PROVIDED PASSAGE.
· · · ·

And Daniel Cox sent in:

The triangle should be 7, 24, 25. Working only in my head, I think
it's the only possibility.

This was how I reasoned, translated to equations:

I looked first for solutions to 7^2 + y^2 = z^2 with z - y = 1.

(y+1)^2 = y^2 + 2y + 1, subtract y^2 from each side and you get
(y+1)^2 - y^2 = 2y + 1.

49 = 2y + 1 gives y = 24. 7^2 + 24^2 = 49 + 576 = 625 = 25^2.

Looking for other solutions to 7^2 + y^2 = z^2 with z - y = 3 or
z - y = 5 gives no integer solutions (if I did that correctly in my
head). If z - y = 7, you get y = 0, but that's not a proper
triangle. If z-y > 7, you get no solutions in positive real
numbers, let alone integers. [-dtc]

===================================================================

TOPIC: Bond Songs (Part 6) (comments by Mark R. Leeper)

If you are just coming in on this, I am making comments on the
title songs from the Bond films.

First this week is THE WORLD IS NOT ENOUGH.

I know how to hurt
I know how to heal
I know what to show
And what to conceal

{My understanding is that this song was written to be
performed at a plumbers' convention as the Saturday night
entertainment.}

I know when to talk
And I know when to touch
No one ever died
From wanting too much

{My plumber came close.}

The world is not enough
But it is such a perfect place to start, my love
And if you're strong enough
Together we can take the world apart, my love

{I figure starting on the tiling over the toilet.}

People like us
Know how to survive
There's no point in living
If you can't feel alive

{It's the customer we feels the pain.}

We know when to kiss

{(and what)}

And we know when to kill,
If we can't have it all
Then nobody will

The world is not enough
But it is such a perfect place to start, my love
And if you're strong enough
Together we can take the world apart, my love

{I think we are missing about 30,000 screws from when we took
apart Canada alone. If you see some, hold onto them.}

I feel safe
I feel scared
And yet unprepared

{You don't know what you're feeling.}

The world is not enough
But it is such a perfect place to start, my love
And if you're strong enough
Together we can take the world apart, my love

The world is not enough
The world is not enough
Nowhere near enough
The world is not enough

Then comes DIE ANOTHER DAY.

· · · ·

RECORD LIST.
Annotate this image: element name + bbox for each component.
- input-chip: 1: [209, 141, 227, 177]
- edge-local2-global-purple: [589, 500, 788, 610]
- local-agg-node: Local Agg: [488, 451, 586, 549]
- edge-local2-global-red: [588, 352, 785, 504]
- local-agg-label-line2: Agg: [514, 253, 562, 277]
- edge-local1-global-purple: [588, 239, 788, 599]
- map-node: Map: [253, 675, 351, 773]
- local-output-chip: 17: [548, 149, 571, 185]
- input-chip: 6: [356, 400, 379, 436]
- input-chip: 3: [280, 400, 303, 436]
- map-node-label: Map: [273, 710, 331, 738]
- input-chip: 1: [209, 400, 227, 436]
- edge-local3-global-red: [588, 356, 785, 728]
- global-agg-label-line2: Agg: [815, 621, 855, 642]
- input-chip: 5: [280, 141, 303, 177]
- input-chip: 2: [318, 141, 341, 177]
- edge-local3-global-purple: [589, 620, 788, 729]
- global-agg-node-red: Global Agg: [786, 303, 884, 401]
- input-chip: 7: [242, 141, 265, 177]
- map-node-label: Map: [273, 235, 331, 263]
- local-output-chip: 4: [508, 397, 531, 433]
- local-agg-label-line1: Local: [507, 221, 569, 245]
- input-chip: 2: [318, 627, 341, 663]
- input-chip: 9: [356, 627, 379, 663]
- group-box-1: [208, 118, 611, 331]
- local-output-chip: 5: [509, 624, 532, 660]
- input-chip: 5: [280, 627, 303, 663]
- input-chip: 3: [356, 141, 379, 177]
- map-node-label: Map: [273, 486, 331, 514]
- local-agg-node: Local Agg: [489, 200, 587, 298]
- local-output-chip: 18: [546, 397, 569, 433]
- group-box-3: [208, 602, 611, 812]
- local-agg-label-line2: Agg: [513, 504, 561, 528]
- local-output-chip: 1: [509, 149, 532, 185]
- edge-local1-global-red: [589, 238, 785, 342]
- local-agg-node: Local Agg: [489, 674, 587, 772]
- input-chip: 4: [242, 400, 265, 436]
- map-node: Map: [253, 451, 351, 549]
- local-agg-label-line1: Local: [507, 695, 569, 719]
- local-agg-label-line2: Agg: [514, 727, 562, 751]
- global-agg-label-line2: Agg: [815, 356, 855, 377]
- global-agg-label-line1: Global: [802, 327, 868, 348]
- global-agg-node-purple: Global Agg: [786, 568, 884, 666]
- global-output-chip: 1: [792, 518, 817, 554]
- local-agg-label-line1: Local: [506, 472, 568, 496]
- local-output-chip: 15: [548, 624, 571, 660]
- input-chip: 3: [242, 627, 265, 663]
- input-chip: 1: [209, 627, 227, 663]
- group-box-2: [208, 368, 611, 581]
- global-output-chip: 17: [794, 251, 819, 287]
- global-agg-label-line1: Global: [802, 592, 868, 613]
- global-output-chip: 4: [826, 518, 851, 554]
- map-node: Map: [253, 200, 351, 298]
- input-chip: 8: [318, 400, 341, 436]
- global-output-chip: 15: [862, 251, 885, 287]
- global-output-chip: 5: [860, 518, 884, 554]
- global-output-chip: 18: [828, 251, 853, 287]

· · · ·

EXERCISE INSTRUCTIONS.
• a. Please update the Bond songs text by giving everything from "49 = 2y + 1" down to "the Bond films." again, with "solutions" changed to "answers".
• b. Take the Bond songs text further, starting right after its final sentence.

ANSWERS FOR THE EXERCISE.
• a.
49 = 2y + 1 gives y = 24. 7^2 + 24^2 = 49 + 576 = 625 = 25^2.

Looking for other answers to 7^2 + y^2 = z^2 with z - y = 3 or
z - y = 5 gives no integer answers (if I did that correctly in my
head). If z - y = 7, you get y = 0, but that's not a proper
triangle. If z-y > 7, you get no answers in positive real
numbers, let alone integers. [-dtc]

===================================================================

TOPIC: Bond Songs (Part 6) (comments by Mark R. Leeper)

If you are just coming in on this, I am making comments on the
title songs from the Bond films.

• b.
I'm gonna wake up, yes and no

{Suit yourself.}

I'm gonna kiss some part of...

{Yeah, don't finish that thought, please.}

I'm gonna keep this secret
I'm gonna close my body now

I guess I die another day
I guess I die another day
I guess I die another day
I guess I die another day

{Don't keep putting it off. And let me check my calendar.}

I guess I'll die another day
I guess I'll die another day
I guess I'll die another day
I guess I'll die another day

Sigmund Freud
Analyze this
Analyze this
Analyze this...

I'm gonna break the cycle
I'm gonna shake up the system
I'm gonna destroy my ego
I'm gonna close my body now

{Would you like a cork?}
?
I think I'll find another way
There's so much more to know
I guess I'll die another day
It's not my time to go

For every sin I'll have to pay
I've come to work, I've come to play
I think I'll find another way
It's not my time to go

I'm gonna avoid the cliche
I'm gonna suspend my senses
I'm gonna delay my pleasure
I'm gonna close my body now

I guess I die another day
I guess I'll die another day
I guess I die another day
I guess I'll die another day

I think I'll find another way
There's so much more to know
I guess I'll die another day
It's not my time to go

I need to lay down

I guess I die another day
I guess I'll die another day
I guess I die another day
I guess I'll die another day

Another day
Another day
Another day
Another day
Another day
Another day
Another day

And finally this week, the first of the Daniel Craig films, along
with a song not named for the film.

CASINO ROYALE ("You Know My Name")

{("But Now You Lost My Phone Number")}

If you take a life, do you know what you'll give?
Odds are you won't like what it is

{Eh, it's a living.}

When the storm arrives, would you be seen with me
By the merciless eyes of deceit?

I've seen angels fall from blinding heights
But you yourself are nothing so divine
Just next in line

Arm yourself because no one else here will save you
The odds will betray you
And I will replace you
You can't deny the prize it may never fulfill you
It longs to kill you, are you willing to die?
The coldest blood runs through my veins
You know my name

If you come inside things will not be the same
If you think you've won, you never saw me change
The game that we've all been playing

I've seen diamonds cut through harder men
Than you yourself
But if you must pretend

Arm yourself, because no one else here will save you
The odds will betray I've deceived?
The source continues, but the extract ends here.